**Required work**
Where does the string "false" appear? Copy every line of the entries below that holds it.

---*---

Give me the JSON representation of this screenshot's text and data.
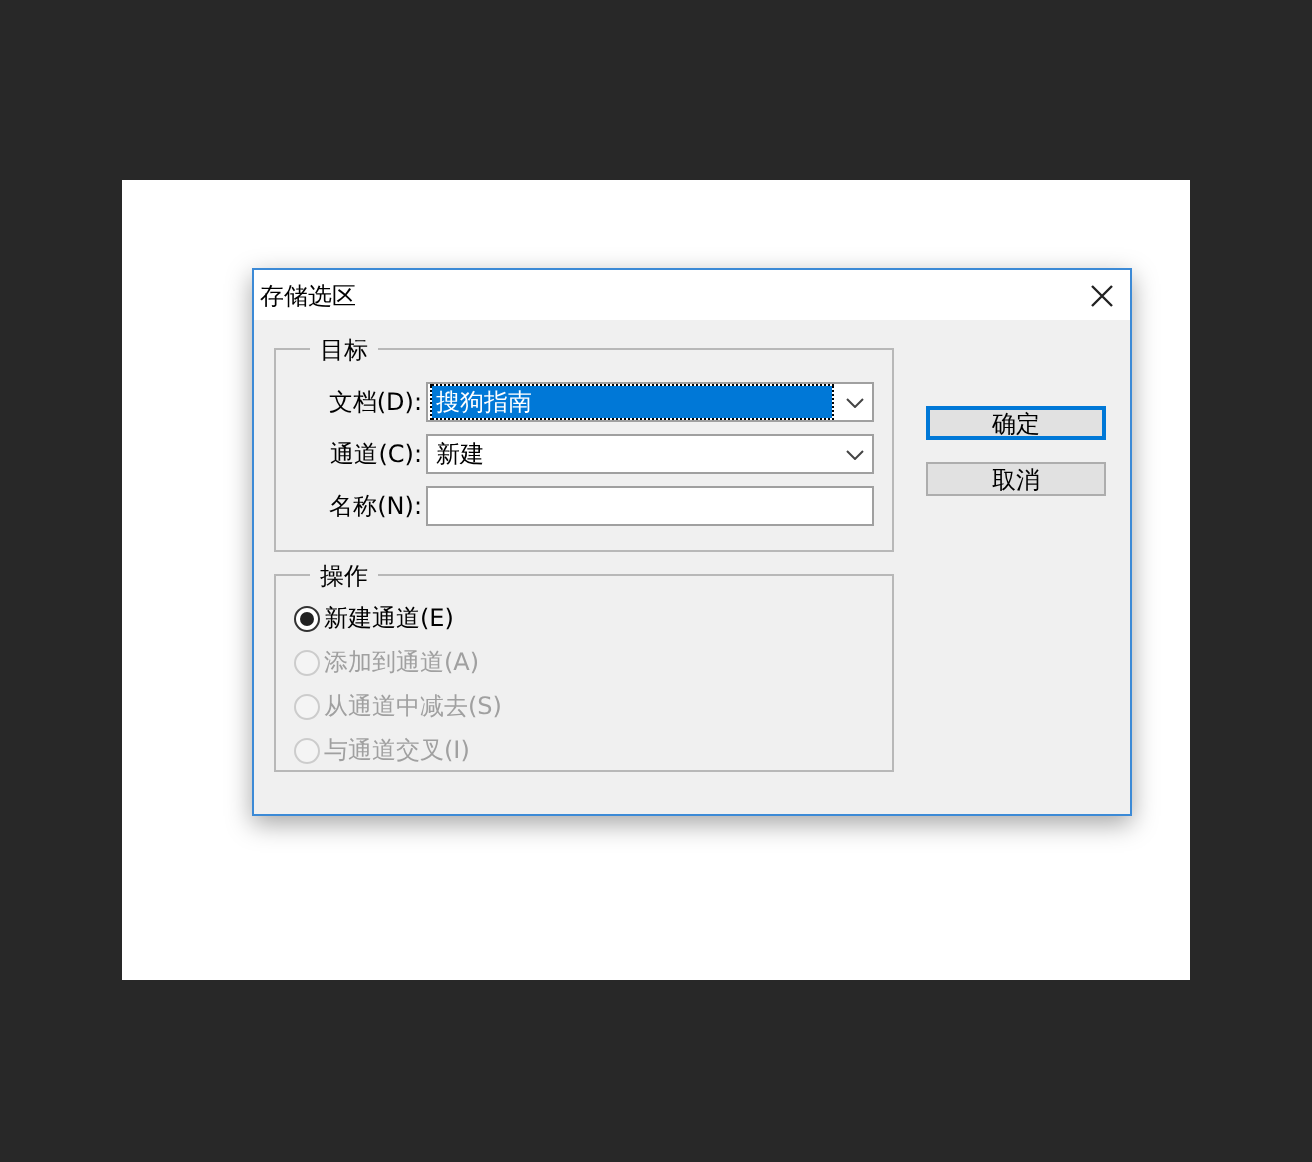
{
  "window": {
    "title": "存储选区"
  },
  "target_group": {
    "title": "目标",
    "fields": [
      {
        "kind": "dropdown",
        "label": "文档(D):",
        "value": "搜狗指南",
        "focused": true
      },
      {
        "kind": "dropdown",
        "label": "通道(C):",
        "value": "新建",
        "focused": false
      },
      {
        "kind": "text",
        "label": "名称(N):"
      }
    ]
  },
  "operation_group": {
    "title": "操作",
    "options": [
      {
        "label": "新建通道(E)",
        "selected": true,
        "disabled": false
      },
      {
        "label": "添加到通道(A)",
        "selected": false,
        "disabled": true
      },
      {
        "label": "从通道中减去(S)",
        "selected": false,
        "disabled": true
      },
      {
        "label": "与通道交叉(I)",
        "selected": false,
        "disabled": true
      }
    ]
  },
  "buttons": [
    {
      "label": "确定",
      "default": true
    },
    {
      "label": "取消",
      "default": false
    }
  ]
}
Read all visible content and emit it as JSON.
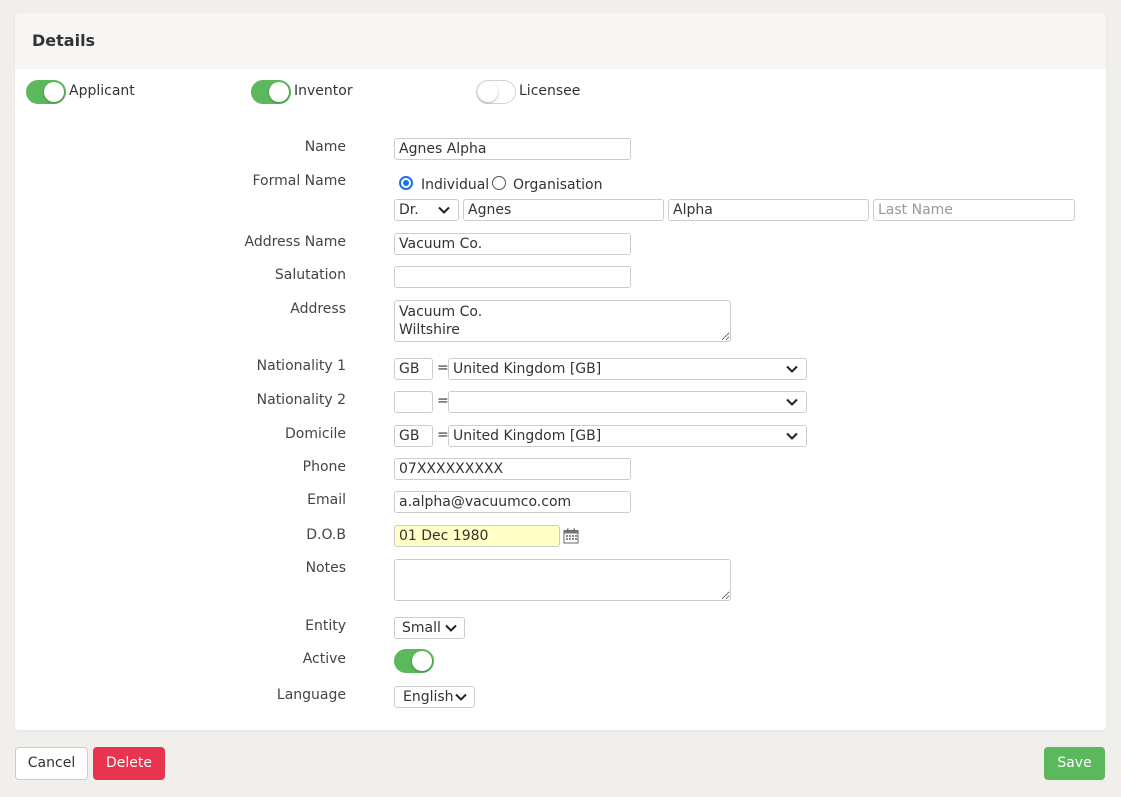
{
  "panel": {
    "title": "Details"
  },
  "roles": [
    {
      "label": "Applicant",
      "on": true
    },
    {
      "label": "Inventor",
      "on": true
    },
    {
      "label": "Licensee",
      "on": false
    }
  ],
  "form": {
    "name": {
      "label": "Name",
      "value": "Agnes Alpha"
    },
    "formal_name": {
      "label": "Formal Name",
      "type_options": [
        "Individual",
        "Organisation"
      ],
      "selected_type": "Individual",
      "title": "Dr.",
      "first_name": "Agnes",
      "middle_name": "Alpha",
      "last_name": "",
      "last_name_placeholder": "Last Name"
    },
    "address_name": {
      "label": "Address Name",
      "value": "Vacuum Co."
    },
    "salutation": {
      "label": "Salutation",
      "value": ""
    },
    "address": {
      "label": "Address",
      "value": "Vacuum Co.\nWiltshire"
    },
    "nationality1": {
      "label": "Nationality 1",
      "code": "GB",
      "country": "United Kingdom [GB]"
    },
    "nationality2": {
      "label": "Nationality 2",
      "code": "",
      "country": ""
    },
    "domicile": {
      "label": "Domicile",
      "code": "GB",
      "country": "United Kingdom [GB]"
    },
    "equals": "=",
    "phone": {
      "label": "Phone",
      "value": "07XXXXXXXXX"
    },
    "email": {
      "label": "Email",
      "value": "a.alpha@vacuumco.com"
    },
    "dob": {
      "label": "D.O.B",
      "value": "01 Dec 1980",
      "highlight_color": "#ffffc6"
    },
    "notes": {
      "label": "Notes",
      "value": ""
    },
    "entity": {
      "label": "Entity",
      "value": "Small"
    },
    "active": {
      "label": "Active",
      "on": true
    },
    "language": {
      "label": "Language",
      "value": "English"
    }
  },
  "footer": {
    "cancel": "Cancel",
    "delete": "Delete",
    "save": "Save"
  },
  "colors": {
    "toggle_on": "#5cb85c",
    "delete": "#e8344e",
    "save": "#5cb85c",
    "radio_checked": "#1a73e8"
  },
  "icons": [
    "chevron-down-icon",
    "calendar-icon"
  ]
}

---*---

**Task output**
        "focused": false
        "disabled": false
        "selected": false,
        "selected": false,
        "selected": false,
      "default": false
      "on": false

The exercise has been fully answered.